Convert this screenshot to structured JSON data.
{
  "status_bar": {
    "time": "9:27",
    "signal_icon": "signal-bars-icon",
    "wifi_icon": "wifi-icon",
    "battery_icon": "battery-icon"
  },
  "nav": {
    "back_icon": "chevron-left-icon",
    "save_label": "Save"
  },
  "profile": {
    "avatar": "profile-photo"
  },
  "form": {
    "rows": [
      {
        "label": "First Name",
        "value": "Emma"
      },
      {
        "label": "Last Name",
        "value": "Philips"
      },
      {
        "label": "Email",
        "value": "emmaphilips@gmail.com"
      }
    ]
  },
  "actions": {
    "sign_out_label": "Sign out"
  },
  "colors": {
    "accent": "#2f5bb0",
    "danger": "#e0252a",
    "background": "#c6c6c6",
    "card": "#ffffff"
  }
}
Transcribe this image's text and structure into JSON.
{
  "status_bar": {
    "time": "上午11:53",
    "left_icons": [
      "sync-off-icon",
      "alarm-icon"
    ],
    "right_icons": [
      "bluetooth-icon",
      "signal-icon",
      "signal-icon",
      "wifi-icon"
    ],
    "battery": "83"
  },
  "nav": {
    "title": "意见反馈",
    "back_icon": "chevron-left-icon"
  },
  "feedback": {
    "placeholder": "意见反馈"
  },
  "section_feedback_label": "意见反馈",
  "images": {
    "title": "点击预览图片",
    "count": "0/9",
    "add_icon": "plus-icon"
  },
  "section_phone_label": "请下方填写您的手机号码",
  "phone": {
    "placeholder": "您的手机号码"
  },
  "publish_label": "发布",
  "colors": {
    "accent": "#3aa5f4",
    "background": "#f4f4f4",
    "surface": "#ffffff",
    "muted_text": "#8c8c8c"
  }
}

*-*-*

● **Set task**: Retype the records that precede this task, keeping them exactly the same.

● **Expected output**:
Convert this screenshot to structured JSON data.
{
  "status_bar": {
    "time": "9:27",
    "signal_icon": "signal-bars-icon",
    "wifi_icon": "wifi-icon",
    "battery_icon": "battery-icon"
  },
  "nav": {
    "back_icon": "chevron-left-icon",
    "save_label": "Save"
  },
  "profile": {
    "avatar": "profile-photo"
  },
  "form": {
    "rows": [
      {
        "label": "First Name",
        "value": "Emma"
      },
      {
        "label": "Last Name",
        "value": "Philips"
      },
      {
        "label": "Email",
        "value": "emmaphilips@gmail.com"
      }
    ]
  },
  "actions": {
    "sign_out_label": "Sign out"
  },
  "colors": {
    "accent": "#2f5bb0",
    "danger": "#e0252a",
    "background": "#c6c6c6",
    "card": "#ffffff"
  }
}
Transcribe this image's text and structure into JSON.
{
  "status_bar": {
    "time": "上午11:53",
    "left_icons": [
      "sync-off-icon",
      "alarm-icon"
    ],
    "right_icons": [
      "bluetooth-icon",
      "signal-icon",
      "signal-icon",
      "wifi-icon"
    ],
    "battery": "83"
  },
  "nav": {
    "title": "意见反馈",
    "back_icon": "chevron-left-icon"
  },
  "feedback": {
    "placeholder": "意见反馈"
  },
  "section_feedback_label": "意见反馈",
  "images": {
    "title": "点击预览图片",
    "count": "0/9",
    "add_icon": "plus-icon"
  },
  "section_phone_label": "请下方填写您的手机号码",
  "phone": {
    "placeholder": "您的手机号码"
  },
  "publish_label": "发布",
  "colors": {
    "accent": "#3aa5f4",
    "background": "#f4f4f4",
    "surface": "#ffffff",
    "muted_text": "#8c8c8c"
  }
}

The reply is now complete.